## EXERCISE REQUIREMENTS
Where a line holds the string "text", return that line.

━━━━━━━━━━

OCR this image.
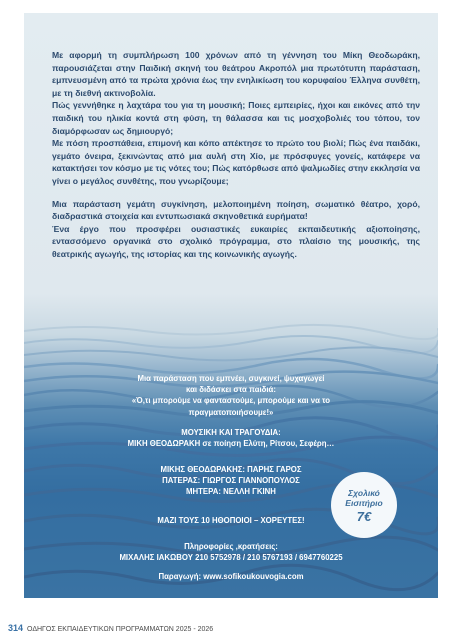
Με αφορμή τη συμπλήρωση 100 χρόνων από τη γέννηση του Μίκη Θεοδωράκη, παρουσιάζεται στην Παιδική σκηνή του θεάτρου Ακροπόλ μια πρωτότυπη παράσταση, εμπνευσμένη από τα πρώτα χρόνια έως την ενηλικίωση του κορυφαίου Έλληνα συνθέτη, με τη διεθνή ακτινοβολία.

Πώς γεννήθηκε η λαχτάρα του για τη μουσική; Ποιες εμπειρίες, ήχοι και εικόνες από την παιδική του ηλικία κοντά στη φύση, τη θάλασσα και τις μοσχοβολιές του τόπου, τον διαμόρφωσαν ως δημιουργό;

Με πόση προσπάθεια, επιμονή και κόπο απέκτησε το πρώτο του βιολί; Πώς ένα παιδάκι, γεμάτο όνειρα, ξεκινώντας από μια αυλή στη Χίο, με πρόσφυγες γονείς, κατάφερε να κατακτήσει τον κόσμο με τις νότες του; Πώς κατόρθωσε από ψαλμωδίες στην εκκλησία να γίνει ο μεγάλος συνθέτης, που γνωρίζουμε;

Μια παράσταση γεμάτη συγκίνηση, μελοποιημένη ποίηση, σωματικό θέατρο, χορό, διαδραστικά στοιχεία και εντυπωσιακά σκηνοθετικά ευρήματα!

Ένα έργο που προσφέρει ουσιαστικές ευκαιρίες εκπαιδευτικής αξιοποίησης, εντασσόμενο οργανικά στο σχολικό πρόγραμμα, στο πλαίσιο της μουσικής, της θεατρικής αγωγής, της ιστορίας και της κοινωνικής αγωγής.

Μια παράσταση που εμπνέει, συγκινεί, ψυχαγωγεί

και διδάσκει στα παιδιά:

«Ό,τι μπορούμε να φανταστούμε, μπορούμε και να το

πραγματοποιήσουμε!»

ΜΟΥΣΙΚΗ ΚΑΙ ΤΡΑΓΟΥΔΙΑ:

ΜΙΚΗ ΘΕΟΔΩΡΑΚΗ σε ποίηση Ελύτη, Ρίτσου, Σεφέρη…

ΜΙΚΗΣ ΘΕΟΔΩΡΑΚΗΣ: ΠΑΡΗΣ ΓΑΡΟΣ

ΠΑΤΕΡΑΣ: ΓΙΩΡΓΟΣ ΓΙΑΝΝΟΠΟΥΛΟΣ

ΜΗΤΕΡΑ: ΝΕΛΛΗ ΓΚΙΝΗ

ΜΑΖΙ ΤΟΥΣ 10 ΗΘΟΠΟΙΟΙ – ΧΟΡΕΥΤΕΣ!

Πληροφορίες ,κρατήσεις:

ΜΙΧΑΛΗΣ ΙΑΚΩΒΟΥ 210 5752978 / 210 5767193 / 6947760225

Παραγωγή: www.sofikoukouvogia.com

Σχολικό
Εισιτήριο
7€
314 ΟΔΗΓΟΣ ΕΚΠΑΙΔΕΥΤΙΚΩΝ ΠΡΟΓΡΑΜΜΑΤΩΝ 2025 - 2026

━━━━━━━━━━

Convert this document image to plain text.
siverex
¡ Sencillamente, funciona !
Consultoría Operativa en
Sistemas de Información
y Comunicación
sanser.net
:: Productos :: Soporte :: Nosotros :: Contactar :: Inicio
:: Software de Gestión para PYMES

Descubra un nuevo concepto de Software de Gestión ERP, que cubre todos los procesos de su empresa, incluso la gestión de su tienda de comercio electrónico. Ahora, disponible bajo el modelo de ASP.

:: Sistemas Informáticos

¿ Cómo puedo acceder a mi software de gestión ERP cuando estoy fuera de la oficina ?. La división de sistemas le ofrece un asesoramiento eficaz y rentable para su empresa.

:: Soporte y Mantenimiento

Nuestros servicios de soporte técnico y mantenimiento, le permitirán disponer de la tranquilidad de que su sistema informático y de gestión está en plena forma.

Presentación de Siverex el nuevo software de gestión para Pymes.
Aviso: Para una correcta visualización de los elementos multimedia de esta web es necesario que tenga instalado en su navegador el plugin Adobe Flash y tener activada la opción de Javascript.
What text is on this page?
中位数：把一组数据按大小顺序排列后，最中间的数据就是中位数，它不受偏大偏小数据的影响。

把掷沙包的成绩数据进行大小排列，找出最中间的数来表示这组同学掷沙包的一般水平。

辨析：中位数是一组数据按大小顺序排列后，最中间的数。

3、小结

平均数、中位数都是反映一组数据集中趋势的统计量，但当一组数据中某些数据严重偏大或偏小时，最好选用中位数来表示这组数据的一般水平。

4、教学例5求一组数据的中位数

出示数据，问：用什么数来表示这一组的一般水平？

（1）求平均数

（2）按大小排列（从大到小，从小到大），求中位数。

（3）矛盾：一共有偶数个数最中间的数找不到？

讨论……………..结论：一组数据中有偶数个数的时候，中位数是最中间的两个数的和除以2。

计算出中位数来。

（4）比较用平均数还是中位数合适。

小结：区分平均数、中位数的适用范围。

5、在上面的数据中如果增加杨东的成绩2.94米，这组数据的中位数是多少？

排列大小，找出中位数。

━━━━━━━━━━

## SOLUTION FOR THIS TASK
Convert this document image to plain text.
What text is on this page?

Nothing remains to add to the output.